▸ **Given task**: Collect every line below that contains the word "Health".

▸ **Input**:
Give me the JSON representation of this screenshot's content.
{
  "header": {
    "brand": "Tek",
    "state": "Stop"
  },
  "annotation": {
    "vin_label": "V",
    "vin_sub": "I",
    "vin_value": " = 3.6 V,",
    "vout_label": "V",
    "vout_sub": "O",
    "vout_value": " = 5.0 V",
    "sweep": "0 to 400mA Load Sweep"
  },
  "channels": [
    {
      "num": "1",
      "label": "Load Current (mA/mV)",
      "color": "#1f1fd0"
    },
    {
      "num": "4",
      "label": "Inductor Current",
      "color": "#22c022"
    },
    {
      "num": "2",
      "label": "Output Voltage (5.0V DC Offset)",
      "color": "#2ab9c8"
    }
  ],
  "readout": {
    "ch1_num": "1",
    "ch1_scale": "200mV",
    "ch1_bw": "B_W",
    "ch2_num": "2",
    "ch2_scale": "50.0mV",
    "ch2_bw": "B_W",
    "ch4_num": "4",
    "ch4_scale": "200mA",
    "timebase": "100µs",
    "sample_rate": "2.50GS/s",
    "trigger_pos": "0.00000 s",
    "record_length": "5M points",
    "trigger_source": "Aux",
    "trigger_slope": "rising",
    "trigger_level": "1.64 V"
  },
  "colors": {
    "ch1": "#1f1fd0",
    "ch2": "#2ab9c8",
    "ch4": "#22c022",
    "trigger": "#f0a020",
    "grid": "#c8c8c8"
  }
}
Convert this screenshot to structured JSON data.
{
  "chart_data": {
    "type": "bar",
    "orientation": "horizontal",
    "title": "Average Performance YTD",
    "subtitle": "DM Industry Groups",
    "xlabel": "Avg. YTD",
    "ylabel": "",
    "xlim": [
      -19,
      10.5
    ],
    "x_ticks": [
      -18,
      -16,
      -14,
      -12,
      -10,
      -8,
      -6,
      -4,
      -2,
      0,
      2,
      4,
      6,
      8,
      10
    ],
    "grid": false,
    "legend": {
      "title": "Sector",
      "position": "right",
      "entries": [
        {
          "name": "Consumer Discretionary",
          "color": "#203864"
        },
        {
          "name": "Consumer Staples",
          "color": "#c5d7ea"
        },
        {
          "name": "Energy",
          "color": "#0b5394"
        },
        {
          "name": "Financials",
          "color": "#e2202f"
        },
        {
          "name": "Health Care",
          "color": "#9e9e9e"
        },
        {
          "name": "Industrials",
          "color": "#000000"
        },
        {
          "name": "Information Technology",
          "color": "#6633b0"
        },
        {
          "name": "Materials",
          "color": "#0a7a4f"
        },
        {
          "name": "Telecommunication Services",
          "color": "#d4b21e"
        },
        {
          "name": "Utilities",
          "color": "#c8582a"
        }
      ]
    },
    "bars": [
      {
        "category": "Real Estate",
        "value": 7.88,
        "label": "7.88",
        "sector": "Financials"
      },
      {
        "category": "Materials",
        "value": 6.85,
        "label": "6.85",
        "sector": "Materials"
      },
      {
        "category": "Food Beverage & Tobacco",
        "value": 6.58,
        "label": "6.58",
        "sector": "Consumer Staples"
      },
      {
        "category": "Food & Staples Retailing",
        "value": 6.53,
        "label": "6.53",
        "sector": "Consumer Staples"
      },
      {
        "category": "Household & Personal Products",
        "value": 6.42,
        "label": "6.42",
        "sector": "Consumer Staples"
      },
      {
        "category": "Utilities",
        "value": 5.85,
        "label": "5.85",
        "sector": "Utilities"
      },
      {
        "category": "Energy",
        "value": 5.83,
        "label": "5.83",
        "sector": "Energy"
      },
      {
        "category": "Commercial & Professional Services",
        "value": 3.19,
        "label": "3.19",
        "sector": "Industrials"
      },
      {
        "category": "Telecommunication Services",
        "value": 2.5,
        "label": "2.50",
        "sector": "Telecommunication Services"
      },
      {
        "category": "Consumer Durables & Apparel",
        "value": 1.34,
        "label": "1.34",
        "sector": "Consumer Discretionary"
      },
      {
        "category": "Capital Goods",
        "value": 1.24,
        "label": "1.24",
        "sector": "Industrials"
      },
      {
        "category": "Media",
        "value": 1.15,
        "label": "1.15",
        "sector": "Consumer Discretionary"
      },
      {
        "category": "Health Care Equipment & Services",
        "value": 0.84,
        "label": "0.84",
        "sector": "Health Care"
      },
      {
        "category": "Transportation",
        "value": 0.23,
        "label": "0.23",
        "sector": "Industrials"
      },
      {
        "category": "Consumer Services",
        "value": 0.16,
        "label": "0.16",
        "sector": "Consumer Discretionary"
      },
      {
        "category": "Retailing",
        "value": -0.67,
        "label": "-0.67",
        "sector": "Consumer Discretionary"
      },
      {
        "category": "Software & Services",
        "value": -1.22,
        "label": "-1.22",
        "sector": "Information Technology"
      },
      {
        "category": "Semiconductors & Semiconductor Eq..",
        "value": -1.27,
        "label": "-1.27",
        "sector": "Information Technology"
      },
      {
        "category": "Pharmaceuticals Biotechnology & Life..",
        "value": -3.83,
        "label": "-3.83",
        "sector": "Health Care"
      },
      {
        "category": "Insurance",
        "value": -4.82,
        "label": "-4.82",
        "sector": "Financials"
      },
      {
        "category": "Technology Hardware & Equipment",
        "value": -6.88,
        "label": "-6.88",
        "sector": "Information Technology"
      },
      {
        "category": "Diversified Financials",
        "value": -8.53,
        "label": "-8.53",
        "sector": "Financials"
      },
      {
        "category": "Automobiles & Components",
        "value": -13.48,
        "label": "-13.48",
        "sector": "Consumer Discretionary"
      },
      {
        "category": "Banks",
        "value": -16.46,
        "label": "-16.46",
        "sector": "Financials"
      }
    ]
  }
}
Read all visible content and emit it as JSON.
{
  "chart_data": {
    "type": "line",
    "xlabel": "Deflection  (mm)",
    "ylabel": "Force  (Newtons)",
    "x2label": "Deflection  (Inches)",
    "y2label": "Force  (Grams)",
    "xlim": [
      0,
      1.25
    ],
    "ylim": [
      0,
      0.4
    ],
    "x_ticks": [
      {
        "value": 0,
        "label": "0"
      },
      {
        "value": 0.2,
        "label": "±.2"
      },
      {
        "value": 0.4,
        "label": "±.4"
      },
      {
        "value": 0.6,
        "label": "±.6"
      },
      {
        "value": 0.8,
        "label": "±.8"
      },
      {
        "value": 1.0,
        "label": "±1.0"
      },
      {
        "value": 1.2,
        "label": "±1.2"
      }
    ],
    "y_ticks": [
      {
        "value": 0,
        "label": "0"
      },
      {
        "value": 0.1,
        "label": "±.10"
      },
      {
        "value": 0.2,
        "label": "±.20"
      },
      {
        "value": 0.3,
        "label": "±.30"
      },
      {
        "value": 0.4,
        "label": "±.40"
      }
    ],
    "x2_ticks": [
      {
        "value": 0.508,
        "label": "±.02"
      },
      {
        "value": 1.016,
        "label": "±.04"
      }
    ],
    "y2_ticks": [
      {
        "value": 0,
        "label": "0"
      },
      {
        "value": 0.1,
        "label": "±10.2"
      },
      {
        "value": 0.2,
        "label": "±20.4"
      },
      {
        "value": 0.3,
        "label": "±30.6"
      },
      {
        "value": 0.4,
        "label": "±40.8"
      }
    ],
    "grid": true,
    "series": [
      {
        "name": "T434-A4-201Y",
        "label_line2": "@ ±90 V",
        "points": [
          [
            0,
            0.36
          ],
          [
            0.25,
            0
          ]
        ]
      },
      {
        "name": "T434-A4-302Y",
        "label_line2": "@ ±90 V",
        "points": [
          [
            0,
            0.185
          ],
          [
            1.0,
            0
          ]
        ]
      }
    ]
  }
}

▸ **Answer to this problem**:
          "name": "Health Care",
        "category": "Health Care Equipment & Services",
        "sector": "Health Care"
        "sector": "Health Care"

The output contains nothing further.